>> BEGIN

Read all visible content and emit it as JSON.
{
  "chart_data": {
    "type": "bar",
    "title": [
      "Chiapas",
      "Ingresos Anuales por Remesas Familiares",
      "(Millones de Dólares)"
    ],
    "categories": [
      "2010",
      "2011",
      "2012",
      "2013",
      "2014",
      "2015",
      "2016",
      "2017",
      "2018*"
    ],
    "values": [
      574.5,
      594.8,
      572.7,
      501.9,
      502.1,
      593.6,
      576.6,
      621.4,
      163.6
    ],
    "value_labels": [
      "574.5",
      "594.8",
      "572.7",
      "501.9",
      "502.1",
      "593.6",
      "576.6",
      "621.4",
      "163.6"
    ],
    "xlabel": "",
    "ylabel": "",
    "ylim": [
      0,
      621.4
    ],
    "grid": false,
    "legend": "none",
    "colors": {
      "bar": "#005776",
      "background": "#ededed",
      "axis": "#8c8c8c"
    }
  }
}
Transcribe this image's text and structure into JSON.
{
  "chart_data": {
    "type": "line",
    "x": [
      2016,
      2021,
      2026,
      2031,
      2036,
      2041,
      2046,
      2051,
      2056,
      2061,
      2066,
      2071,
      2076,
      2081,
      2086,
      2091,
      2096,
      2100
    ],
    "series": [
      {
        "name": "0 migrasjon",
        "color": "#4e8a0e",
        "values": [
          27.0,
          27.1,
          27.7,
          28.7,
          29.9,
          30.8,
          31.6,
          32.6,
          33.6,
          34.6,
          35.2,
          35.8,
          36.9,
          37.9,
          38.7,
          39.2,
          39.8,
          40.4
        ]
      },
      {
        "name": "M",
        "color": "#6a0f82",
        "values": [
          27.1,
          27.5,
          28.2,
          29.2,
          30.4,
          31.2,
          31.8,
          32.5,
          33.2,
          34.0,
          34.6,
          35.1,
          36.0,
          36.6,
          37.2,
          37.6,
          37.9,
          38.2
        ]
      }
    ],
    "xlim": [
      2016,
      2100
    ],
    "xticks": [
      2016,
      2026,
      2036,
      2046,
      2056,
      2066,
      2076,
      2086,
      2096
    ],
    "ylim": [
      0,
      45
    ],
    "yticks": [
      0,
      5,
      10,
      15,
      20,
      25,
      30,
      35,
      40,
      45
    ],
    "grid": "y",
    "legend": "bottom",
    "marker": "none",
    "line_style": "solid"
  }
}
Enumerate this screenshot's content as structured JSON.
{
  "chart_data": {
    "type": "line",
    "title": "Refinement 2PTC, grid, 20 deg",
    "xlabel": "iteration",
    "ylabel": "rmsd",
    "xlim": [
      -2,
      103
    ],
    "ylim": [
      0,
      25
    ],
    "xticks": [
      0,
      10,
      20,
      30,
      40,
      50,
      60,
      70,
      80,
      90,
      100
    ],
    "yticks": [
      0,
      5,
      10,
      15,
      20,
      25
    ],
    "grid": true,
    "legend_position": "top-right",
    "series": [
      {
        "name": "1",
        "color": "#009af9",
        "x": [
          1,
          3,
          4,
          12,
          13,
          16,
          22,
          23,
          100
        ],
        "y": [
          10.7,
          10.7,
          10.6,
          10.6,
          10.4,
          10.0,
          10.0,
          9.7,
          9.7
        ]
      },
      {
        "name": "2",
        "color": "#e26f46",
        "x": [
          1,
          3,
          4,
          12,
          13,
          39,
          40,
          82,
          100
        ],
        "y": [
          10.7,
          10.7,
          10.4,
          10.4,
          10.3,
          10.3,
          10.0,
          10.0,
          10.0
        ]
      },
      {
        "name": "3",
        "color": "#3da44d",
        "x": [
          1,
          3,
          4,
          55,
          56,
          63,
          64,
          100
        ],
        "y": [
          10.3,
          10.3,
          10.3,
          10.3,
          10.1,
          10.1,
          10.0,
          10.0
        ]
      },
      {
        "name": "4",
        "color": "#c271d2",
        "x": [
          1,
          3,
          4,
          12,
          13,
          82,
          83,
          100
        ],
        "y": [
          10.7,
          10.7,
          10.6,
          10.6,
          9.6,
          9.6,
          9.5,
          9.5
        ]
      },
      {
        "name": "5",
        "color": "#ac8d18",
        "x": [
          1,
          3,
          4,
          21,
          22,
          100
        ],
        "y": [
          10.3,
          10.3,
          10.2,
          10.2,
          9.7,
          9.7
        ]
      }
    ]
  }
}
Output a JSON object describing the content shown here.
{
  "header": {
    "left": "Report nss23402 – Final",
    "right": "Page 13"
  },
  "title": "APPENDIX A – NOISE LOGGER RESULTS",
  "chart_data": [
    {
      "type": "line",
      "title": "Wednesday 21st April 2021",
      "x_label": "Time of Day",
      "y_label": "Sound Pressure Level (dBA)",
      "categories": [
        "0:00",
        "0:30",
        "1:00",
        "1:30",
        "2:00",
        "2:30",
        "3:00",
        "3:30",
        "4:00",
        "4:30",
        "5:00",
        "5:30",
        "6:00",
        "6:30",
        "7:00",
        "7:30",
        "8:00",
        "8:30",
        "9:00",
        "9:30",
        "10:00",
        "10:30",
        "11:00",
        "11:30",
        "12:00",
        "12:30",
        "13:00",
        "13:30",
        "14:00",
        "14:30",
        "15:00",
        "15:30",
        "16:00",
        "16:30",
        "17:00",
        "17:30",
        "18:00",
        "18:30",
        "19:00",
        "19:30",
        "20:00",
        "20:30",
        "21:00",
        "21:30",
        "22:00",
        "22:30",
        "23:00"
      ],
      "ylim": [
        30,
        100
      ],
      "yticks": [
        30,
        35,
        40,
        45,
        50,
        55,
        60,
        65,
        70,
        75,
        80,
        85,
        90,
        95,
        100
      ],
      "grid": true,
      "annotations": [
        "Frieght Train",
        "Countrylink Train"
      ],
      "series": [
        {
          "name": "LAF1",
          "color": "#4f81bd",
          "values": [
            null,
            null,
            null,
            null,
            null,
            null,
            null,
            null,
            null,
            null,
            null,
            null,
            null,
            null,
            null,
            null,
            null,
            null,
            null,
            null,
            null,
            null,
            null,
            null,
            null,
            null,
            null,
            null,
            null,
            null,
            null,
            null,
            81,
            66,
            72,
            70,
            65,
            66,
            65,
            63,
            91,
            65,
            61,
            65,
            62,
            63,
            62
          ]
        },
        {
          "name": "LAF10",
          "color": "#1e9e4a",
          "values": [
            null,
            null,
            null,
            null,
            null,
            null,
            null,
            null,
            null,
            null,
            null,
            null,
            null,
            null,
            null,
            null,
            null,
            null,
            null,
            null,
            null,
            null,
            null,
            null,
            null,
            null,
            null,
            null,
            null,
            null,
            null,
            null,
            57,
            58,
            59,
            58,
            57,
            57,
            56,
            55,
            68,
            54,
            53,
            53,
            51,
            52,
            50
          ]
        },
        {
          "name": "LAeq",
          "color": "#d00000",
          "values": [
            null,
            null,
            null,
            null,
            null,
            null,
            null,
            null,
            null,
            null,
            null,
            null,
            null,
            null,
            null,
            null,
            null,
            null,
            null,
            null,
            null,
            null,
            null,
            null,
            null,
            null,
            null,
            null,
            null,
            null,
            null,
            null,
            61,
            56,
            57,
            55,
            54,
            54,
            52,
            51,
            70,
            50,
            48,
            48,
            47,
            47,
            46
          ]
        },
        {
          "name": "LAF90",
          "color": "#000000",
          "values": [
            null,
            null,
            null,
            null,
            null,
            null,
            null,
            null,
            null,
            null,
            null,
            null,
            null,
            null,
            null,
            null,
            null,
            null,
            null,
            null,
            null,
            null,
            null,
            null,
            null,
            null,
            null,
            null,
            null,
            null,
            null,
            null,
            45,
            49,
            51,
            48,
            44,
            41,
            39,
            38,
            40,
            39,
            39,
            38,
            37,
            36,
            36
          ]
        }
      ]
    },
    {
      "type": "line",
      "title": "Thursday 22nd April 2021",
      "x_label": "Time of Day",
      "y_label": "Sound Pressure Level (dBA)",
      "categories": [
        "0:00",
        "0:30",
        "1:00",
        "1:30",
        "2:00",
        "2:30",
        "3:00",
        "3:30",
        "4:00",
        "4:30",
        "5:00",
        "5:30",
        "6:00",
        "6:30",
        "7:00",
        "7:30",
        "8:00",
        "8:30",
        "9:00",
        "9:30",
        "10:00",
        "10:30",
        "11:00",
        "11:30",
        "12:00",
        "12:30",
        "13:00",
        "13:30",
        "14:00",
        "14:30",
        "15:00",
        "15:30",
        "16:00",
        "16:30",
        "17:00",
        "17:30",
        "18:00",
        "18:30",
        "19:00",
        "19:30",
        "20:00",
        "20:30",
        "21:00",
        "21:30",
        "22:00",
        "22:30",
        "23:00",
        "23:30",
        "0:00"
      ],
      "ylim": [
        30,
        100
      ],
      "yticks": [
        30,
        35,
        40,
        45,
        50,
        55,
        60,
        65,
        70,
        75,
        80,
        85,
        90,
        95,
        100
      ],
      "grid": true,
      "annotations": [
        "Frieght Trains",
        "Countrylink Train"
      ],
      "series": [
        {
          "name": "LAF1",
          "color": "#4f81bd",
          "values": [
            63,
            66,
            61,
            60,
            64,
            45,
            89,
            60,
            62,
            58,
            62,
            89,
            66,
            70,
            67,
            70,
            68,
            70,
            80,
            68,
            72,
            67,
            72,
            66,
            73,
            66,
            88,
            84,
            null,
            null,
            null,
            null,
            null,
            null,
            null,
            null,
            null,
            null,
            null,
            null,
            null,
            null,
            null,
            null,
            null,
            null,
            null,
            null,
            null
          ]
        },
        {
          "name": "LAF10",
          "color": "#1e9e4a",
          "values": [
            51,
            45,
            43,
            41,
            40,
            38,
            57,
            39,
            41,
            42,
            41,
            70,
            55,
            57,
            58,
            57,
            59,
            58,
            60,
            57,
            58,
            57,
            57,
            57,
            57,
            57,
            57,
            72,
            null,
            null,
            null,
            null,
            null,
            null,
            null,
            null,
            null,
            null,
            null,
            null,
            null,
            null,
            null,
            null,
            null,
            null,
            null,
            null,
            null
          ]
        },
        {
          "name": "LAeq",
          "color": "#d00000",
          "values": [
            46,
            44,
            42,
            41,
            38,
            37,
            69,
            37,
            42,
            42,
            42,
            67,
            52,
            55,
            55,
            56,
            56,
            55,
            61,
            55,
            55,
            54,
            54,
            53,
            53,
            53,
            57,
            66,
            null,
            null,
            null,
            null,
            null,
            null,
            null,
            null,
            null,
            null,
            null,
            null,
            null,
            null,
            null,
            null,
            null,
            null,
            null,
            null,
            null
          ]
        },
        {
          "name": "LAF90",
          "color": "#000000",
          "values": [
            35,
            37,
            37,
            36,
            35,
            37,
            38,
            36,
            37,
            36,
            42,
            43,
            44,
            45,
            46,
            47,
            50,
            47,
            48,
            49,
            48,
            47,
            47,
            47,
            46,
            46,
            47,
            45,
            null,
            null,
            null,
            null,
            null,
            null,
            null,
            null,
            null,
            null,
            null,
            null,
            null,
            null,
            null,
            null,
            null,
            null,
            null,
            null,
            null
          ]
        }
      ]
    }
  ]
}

>> END

● WORK REQUIRED
Go through the listing above and list every line that has the word "JSON".

● ANSWER TO THE TASK
Read all visible content and emit it as JSON.
Transcribe this image's text and structure into JSON.
Enumerate this screenshot's content as structured JSON.
Output a JSON object describing the content shown here.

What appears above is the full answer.